__TASK DESCRIPTION__.
Locate each line in the records containing "وقال". Copy it.

__GIVEN RECORDS__.
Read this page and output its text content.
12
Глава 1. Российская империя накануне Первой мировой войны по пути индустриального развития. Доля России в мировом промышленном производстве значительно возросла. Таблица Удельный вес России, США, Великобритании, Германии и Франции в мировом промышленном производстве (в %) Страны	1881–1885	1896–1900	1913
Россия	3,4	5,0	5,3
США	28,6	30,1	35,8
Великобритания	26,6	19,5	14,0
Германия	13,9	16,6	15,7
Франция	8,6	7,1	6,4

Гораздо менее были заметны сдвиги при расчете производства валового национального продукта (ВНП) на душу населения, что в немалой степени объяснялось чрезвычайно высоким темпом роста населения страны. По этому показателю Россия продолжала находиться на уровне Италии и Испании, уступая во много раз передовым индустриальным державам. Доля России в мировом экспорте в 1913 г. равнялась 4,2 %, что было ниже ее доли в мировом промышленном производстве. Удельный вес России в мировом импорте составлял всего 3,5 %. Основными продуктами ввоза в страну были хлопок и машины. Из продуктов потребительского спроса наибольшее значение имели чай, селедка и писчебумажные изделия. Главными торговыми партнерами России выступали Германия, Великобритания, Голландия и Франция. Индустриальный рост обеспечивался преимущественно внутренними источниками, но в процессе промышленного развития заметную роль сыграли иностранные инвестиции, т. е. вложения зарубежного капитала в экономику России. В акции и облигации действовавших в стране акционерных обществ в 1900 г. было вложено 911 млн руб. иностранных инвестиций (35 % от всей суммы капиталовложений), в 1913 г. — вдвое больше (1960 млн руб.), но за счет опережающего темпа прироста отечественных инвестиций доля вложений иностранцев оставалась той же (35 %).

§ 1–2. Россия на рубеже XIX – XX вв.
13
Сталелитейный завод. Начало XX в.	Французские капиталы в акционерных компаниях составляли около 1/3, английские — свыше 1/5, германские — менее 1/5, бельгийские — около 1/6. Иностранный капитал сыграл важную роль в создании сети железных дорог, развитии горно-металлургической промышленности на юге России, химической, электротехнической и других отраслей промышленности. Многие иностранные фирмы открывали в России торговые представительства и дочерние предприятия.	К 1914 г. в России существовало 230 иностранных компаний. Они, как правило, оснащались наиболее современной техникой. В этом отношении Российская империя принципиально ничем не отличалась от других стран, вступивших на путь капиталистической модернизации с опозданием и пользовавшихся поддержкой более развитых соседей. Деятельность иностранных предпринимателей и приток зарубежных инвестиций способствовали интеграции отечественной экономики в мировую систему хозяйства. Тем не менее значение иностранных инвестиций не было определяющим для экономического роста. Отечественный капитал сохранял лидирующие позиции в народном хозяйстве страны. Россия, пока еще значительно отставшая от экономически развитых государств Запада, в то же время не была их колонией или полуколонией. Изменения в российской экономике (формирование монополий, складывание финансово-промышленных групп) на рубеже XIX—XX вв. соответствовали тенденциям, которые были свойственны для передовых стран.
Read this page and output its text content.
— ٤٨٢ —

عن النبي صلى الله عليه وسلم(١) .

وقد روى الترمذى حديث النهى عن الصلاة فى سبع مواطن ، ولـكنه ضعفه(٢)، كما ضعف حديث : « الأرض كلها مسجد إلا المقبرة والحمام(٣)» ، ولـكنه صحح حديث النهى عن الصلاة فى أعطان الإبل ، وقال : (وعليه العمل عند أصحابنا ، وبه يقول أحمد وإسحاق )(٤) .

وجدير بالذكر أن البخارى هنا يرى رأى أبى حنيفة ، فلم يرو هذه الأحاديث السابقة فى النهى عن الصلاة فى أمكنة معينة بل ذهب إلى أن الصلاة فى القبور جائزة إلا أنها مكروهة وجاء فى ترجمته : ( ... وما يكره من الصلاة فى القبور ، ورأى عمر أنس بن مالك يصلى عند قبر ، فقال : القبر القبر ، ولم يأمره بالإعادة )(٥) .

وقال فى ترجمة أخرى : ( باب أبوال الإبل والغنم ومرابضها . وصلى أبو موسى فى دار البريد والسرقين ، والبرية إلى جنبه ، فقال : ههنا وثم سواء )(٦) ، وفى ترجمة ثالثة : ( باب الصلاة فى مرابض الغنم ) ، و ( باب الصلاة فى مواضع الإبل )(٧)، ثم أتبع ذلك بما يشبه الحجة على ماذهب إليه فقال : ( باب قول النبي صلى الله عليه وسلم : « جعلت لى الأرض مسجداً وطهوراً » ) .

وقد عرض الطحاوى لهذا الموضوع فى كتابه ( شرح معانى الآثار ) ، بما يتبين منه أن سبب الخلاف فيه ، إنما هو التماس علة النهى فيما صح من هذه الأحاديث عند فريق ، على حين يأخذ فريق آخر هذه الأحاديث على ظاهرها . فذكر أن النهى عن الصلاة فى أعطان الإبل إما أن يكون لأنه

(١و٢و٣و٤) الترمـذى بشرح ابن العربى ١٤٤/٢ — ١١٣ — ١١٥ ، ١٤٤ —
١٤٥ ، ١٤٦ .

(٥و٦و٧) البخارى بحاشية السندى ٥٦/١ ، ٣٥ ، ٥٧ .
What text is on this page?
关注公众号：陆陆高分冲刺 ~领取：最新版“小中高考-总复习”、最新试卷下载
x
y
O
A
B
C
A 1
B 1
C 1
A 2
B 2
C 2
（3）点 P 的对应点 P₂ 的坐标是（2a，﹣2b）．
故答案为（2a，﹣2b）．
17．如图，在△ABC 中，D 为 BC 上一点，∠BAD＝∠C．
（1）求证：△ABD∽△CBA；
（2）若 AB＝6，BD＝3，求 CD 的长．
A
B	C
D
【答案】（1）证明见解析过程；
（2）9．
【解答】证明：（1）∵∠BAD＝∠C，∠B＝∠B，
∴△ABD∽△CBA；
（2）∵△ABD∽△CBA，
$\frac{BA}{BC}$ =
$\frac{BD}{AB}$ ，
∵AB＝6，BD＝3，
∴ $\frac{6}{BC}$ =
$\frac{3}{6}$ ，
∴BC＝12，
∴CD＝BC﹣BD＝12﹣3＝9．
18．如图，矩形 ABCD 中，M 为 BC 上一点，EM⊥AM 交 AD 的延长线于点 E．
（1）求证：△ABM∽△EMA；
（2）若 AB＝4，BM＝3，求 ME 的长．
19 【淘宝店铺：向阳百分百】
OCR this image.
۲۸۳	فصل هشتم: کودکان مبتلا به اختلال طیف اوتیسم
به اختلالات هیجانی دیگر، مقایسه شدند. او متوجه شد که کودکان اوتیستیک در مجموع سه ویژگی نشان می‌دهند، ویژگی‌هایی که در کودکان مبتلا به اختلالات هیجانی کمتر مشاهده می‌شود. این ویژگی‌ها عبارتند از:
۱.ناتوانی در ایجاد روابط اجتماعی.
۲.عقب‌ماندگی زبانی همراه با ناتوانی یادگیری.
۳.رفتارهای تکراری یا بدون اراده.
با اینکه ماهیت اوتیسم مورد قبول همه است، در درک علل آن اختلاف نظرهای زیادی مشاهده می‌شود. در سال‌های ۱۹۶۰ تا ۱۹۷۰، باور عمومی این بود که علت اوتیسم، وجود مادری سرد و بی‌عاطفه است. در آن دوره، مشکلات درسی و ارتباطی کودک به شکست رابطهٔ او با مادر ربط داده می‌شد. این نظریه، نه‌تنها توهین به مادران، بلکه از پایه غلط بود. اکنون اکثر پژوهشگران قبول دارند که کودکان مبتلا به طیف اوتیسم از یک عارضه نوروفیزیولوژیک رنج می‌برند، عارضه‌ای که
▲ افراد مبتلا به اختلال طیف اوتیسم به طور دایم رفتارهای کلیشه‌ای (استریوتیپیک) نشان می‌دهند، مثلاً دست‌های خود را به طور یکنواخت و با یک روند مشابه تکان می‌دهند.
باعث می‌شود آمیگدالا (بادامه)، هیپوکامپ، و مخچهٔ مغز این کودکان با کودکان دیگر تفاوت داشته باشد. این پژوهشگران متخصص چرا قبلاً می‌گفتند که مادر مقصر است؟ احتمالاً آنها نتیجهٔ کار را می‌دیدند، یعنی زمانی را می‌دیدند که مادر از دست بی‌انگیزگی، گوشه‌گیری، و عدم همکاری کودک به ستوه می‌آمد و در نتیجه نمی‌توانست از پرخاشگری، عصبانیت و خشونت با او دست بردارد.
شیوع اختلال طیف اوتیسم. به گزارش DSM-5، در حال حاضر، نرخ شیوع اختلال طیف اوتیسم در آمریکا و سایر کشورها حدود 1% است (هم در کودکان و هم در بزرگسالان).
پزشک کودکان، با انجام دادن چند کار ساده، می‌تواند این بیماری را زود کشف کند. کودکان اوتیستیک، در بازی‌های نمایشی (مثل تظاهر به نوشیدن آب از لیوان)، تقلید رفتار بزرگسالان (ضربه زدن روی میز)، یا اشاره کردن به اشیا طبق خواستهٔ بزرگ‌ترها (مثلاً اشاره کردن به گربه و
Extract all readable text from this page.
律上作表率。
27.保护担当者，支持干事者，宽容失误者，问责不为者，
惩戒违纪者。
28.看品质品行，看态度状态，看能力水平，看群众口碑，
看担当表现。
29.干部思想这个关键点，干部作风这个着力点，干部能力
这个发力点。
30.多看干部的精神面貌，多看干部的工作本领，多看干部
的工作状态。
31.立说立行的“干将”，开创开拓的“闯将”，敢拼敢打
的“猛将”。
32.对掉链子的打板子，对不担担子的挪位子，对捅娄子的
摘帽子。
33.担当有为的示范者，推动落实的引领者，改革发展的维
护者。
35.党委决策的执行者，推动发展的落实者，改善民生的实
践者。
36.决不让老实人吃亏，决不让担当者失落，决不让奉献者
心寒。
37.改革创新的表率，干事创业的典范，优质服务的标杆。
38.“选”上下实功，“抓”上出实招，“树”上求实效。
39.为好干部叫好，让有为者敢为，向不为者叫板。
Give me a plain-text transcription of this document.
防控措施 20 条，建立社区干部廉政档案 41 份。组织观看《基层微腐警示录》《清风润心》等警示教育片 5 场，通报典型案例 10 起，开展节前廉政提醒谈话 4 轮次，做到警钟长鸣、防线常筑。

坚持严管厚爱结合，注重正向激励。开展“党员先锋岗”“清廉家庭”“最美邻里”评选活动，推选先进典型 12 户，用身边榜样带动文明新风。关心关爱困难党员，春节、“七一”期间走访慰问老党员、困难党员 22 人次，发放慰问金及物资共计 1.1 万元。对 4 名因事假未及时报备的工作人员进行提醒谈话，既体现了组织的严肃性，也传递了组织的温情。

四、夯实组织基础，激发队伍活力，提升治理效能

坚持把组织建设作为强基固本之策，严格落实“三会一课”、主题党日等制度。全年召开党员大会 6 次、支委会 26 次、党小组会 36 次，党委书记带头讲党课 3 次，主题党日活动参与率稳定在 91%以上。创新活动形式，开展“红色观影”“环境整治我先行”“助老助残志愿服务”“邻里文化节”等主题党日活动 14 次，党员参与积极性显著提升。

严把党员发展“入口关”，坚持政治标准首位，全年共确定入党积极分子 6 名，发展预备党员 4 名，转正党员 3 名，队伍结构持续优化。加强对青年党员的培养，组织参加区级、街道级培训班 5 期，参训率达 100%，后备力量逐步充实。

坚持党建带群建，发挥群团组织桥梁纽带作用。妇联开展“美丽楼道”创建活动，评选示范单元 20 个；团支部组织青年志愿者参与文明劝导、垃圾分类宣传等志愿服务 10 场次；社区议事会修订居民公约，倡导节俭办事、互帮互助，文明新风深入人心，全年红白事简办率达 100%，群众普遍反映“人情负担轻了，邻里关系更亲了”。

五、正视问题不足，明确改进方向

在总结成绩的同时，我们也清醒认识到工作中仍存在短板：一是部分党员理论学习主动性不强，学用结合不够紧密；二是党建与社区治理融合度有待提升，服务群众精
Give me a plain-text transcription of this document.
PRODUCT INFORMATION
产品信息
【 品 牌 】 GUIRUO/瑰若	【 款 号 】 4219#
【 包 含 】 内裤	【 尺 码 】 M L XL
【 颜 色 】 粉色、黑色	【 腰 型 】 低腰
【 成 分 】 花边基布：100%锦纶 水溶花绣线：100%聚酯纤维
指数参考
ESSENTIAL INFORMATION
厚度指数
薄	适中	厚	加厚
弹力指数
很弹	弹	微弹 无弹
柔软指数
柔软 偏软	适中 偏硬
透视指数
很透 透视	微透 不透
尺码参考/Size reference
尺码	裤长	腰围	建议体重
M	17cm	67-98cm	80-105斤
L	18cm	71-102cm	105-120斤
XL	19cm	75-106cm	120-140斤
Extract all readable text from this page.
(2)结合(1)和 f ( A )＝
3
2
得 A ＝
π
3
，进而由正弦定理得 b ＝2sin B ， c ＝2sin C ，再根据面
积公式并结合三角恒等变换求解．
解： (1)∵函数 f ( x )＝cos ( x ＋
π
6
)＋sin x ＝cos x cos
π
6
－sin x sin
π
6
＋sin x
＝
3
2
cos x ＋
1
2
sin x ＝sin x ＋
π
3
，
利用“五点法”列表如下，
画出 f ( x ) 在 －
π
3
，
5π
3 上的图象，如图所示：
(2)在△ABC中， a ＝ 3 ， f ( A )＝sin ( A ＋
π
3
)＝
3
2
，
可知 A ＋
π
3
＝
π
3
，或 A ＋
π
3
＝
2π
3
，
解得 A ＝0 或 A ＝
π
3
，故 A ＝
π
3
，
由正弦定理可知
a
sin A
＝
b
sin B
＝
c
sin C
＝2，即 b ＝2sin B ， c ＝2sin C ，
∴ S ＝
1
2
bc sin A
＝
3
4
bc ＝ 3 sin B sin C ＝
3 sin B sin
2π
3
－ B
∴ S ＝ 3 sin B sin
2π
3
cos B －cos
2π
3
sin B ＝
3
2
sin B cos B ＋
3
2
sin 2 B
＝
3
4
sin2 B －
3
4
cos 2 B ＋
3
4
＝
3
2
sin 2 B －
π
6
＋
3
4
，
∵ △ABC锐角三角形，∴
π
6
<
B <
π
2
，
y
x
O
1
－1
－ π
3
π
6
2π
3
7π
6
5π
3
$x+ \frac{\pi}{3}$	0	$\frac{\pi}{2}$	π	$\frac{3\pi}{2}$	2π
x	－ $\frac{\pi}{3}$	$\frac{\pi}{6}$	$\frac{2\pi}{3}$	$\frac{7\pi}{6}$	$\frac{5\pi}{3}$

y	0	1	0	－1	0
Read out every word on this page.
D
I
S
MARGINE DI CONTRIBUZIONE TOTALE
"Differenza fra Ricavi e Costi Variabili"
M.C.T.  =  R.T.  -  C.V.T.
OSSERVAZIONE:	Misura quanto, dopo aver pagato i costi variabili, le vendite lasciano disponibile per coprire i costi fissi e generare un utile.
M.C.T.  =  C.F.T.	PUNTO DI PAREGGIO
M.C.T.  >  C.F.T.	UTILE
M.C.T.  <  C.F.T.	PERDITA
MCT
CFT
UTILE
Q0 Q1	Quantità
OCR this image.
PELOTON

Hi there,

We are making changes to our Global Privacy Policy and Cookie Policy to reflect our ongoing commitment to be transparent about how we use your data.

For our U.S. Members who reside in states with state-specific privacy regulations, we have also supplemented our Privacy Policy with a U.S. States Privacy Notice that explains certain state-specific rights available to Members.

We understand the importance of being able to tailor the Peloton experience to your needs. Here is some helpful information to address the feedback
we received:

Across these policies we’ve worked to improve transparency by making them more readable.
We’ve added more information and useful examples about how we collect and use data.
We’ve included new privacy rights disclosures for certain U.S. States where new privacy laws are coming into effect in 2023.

__TASK SOLUTION__.
وقد روى الترمذى حديث النهى عن الصلاة فى سبع مواطن ، ولـكنه ضعفه(٢)، كما ضعف حديث : « الأرض كلها مسجد إلا المقبرة والحمام(٣)» ، ولـكنه صحح حديث النهى عن الصلاة فى أعطان الإبل ، وقال : (وعليه العمل عند أصحابنا ، وبه يقول أحمد وإسحاق )(٤) .
وقال فى ترجمة أخرى : ( باب أبوال الإبل والغنم ومرابضها . وصلى أبو موسى فى دار البريد والسرقين ، والبرية إلى جنبه ، فقال : ههنا وثم سواء )(٦) ، وفى ترجمة ثالثة : ( باب الصلاة فى مرابض الغنم ) ، و ( باب الصلاة فى مواضع الإبل )(٧)، ثم أتبع ذلك بما يشبه الحجة على ماذهب إليه فقال : ( باب قول النبي صلى الله عليه وسلم : « جعلت لى الأرض مسجداً وطهوراً » ) .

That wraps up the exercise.